--- Entries shown ---

◇ ◇ ◇

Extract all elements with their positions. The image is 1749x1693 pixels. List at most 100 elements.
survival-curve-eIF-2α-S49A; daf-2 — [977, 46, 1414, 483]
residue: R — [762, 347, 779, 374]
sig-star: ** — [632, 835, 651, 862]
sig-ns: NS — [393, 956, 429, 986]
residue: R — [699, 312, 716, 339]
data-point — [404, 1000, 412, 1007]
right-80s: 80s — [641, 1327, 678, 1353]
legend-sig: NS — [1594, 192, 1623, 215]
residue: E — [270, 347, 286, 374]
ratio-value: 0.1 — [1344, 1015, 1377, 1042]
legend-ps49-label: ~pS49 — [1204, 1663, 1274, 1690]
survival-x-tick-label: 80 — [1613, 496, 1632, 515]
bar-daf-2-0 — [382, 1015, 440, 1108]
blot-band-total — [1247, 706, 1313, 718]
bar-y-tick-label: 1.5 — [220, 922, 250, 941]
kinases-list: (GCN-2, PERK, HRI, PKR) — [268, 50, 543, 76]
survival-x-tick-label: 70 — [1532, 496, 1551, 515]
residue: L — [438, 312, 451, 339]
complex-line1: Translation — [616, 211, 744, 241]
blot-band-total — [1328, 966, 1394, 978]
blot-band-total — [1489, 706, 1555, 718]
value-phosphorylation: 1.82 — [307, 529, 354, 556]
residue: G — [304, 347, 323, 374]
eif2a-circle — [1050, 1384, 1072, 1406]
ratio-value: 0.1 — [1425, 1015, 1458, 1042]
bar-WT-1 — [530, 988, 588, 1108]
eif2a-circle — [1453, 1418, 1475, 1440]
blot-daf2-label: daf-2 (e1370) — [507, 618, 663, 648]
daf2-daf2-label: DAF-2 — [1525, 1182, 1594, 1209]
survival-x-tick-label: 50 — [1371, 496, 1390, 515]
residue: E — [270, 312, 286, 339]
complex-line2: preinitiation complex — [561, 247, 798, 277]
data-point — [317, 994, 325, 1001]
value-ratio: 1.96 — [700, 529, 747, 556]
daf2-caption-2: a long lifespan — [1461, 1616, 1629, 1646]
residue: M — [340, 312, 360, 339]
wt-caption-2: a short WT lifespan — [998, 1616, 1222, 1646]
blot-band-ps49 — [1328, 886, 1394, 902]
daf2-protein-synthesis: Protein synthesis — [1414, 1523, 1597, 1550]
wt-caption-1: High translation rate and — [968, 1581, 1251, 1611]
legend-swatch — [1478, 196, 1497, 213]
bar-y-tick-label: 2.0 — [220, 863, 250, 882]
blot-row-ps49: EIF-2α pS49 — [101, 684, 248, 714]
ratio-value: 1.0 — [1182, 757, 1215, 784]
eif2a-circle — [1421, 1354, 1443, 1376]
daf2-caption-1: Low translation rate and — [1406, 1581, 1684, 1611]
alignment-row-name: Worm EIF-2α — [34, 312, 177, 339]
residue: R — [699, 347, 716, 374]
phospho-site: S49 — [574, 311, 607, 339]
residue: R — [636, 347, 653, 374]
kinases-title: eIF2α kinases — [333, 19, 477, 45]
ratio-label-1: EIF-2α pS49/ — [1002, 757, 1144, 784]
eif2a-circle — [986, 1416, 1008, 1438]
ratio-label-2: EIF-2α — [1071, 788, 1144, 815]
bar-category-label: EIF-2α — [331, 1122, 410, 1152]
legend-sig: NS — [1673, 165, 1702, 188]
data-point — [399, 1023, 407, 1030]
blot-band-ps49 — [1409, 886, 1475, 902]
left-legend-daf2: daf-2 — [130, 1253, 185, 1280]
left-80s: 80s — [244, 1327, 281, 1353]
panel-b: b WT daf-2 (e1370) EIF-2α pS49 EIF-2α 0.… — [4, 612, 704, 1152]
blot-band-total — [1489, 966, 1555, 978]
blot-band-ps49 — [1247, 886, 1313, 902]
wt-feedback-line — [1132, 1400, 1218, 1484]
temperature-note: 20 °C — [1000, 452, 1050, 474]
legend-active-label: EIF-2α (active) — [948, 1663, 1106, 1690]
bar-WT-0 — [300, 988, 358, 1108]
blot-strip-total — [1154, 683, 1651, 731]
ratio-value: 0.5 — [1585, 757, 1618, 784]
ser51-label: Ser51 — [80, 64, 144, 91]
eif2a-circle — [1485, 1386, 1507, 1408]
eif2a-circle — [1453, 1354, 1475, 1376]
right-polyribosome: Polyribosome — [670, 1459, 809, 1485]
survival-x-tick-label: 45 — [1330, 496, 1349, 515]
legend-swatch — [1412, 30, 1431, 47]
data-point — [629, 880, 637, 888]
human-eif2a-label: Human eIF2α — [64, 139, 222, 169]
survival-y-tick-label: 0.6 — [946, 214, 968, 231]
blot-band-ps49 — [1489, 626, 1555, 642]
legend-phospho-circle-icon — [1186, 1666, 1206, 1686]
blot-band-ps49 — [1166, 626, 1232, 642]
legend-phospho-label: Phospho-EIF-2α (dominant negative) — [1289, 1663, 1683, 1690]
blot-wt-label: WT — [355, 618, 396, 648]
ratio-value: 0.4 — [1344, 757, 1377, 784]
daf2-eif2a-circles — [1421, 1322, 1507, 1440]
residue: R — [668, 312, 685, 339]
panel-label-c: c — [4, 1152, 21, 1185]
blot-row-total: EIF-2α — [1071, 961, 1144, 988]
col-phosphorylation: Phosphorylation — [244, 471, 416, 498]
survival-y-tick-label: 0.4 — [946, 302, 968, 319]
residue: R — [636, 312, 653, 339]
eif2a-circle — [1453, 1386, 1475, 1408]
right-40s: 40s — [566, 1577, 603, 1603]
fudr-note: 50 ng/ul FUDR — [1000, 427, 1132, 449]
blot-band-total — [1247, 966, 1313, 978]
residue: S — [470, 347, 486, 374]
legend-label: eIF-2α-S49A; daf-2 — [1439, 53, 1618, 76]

◇ ◇ ◇

--- The problem ---
Every line in the records above with the string "panel" in it should be shown.

--- Exercise result ---
panel-b: b WT daf-2 (e1370) EIF-2α pS49 EIF-2α 0.… — [4, 612, 704, 1152]
panel-label-c: c — [4, 1152, 21, 1185]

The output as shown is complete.